◆ EXERCISE DESCRIPTION
Reproduce all entries precisely as they are written.
*** DATA LINES
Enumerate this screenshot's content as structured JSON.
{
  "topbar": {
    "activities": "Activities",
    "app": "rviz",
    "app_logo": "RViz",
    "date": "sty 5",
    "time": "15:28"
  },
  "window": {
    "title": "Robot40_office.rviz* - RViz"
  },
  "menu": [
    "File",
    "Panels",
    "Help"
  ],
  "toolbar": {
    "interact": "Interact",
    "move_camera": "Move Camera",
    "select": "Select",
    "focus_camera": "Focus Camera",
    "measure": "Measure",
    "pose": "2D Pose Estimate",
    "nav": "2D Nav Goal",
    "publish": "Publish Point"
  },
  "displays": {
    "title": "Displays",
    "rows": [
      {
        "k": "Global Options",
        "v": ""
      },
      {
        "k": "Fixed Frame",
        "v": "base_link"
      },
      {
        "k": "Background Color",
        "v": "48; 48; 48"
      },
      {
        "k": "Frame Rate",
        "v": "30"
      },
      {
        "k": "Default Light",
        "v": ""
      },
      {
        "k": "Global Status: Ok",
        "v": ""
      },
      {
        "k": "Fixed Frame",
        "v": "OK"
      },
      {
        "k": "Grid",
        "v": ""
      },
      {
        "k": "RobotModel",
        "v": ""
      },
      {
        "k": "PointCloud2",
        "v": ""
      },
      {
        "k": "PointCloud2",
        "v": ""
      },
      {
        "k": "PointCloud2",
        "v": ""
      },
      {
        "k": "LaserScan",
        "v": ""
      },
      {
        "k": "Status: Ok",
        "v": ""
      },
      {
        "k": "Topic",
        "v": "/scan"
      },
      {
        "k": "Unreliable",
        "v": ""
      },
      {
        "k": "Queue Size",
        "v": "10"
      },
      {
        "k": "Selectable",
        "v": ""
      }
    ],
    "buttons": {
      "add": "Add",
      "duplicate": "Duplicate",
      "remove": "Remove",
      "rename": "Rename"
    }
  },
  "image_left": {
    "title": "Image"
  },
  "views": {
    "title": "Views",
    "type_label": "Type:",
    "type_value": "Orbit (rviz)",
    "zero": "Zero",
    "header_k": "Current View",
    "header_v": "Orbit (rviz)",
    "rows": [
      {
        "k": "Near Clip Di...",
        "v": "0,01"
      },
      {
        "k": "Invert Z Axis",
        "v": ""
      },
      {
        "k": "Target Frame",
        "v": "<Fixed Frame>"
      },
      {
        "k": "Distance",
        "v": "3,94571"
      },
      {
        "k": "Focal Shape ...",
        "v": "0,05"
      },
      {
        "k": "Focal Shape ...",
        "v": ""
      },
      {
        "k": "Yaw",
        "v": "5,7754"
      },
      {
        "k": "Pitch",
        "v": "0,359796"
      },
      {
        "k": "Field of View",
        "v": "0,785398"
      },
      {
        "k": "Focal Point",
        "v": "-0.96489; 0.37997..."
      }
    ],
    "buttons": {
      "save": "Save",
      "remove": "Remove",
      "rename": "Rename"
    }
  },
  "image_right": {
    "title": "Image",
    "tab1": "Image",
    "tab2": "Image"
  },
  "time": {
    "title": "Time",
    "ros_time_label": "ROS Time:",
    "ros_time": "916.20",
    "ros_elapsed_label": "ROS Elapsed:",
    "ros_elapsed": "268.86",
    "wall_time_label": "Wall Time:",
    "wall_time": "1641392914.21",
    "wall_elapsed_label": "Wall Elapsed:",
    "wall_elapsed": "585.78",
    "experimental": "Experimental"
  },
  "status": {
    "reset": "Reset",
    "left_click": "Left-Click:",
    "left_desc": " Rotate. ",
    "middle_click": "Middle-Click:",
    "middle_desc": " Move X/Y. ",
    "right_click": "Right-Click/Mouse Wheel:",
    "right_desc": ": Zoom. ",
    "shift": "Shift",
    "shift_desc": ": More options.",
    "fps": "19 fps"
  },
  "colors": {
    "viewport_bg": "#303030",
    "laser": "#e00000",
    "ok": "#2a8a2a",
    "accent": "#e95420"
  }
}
******
◆ WRITTEN ANSWER
Enumerate this screenshot's content as structured JSON.
{
  "topbar": {
    "activities": "Activities",
    "app": "rviz",
    "app_logo": "RViz",
    "date": "sty 5",
    "time": "15:28"
  },
  "window": {
    "title": "Robot40_office.rviz* - RViz"
  },
  "menu": [
    "File",
    "Panels",
    "Help"
  ],
  "toolbar": {
    "interact": "Interact",
    "move_camera": "Move Camera",
    "select": "Select",
    "focus_camera": "Focus Camera",
    "measure": "Measure",
    "pose": "2D Pose Estimate",
    "nav": "2D Nav Goal",
    "publish": "Publish Point"
  },
  "displays": {
    "title": "Displays",
    "rows": [
      {
        "k": "Global Options",
        "v": ""
      },
      {
        "k": "Fixed Frame",
        "v": "base_link"
      },
      {
        "k": "Background Color",
        "v": "48; 48; 48"
      },
      {
        "k": "Frame Rate",
        "v": "30"
      },
      {
        "k": "Default Light",
        "v": ""
      },
      {
        "k": "Global Status: Ok",
        "v": ""
      },
      {
        "k": "Fixed Frame",
        "v": "OK"
      },
      {
        "k": "Grid",
        "v": ""
      },
      {
        "k": "RobotModel",
        "v": ""
      },
      {
        "k": "PointCloud2",
        "v": ""
      },
      {
        "k": "PointCloud2",
        "v": ""
      },
      {
        "k": "PointCloud2",
        "v": ""
      },
      {
        "k": "LaserScan",
        "v": ""
      },
      {
        "k": "Status: Ok",
        "v": ""
      },
      {
        "k": "Topic",
        "v": "/scan"
      },
      {
        "k": "Unreliable",
        "v": ""
      },
      {
        "k": "Queue Size",
        "v": "10"
      },
      {
        "k": "Selectable",
        "v": ""
      }
    ],
    "buttons": {
      "add": "Add",
      "duplicate": "Duplicate",
      "remove": "Remove",
      "rename": "Rename"
    }
  },
  "image_left": {
    "title": "Image"
  },
  "views": {
    "title": "Views",
    "type_label": "Type:",
    "type_value": "Orbit (rviz)",
    "zero": "Zero",
    "header_k": "Current View",
    "header_v": "Orbit (rviz)",
    "rows": [
      {
        "k": "Near Clip Di...",
        "v": "0,01"
      },
      {
        "k": "Invert Z Axis",
        "v": ""
      },
      {
        "k": "Target Frame",
        "v": "<Fixed Frame>"
      },
      {
        "k": "Distance",
        "v": "3,94571"
      },
      {
        "k": "Focal Shape ...",
        "v": "0,05"
      },
      {
        "k": "Focal Shape ...",
        "v": ""
      },
      {
        "k": "Yaw",
        "v": "5,7754"
      },
      {
        "k": "Pitch",
        "v": "0,359796"
      },
      {
        "k": "Field of View",
        "v": "0,785398"
      },
      {
        "k": "Focal Point",
        "v": "-0.96489; 0.37997..."
      }
    ],
    "buttons": {
      "save": "Save",
      "remove": "Remove",
      "rename": "Rename"
    }
  },
  "image_right": {
    "title": "Image",
    "tab1": "Image",
    "tab2": "Image"
  },
  "time": {
    "title": "Time",
    "ros_time_label": "ROS Time:",
    "ros_time": "916.20",
    "ros_elapsed_label": "ROS Elapsed:",
    "ros_elapsed": "268.86",
    "wall_time_label": "Wall Time:",
    "wall_time": "1641392914.21",
    "wall_elapsed_label": "Wall Elapsed:",
    "wall_elapsed": "585.78",
    "experimental": "Experimental"
  },
  "status": {
    "reset": "Reset",
    "left_click": "Left-Click:",
    "left_desc": " Rotate. ",
    "middle_click": "Middle-Click:",
    "middle_desc": " Move X/Y. ",
    "right_click": "Right-Click/Mouse Wheel:",
    "right_desc": ": Zoom. ",
    "shift": "Shift",
    "shift_desc": ": More options.",
    "fps": "19 fps"
  },
  "colors": {
    "viewport_bg": "#303030",
    "laser": "#e00000",
    "ok": "#2a8a2a",
    "accent": "#e95420"
  }
}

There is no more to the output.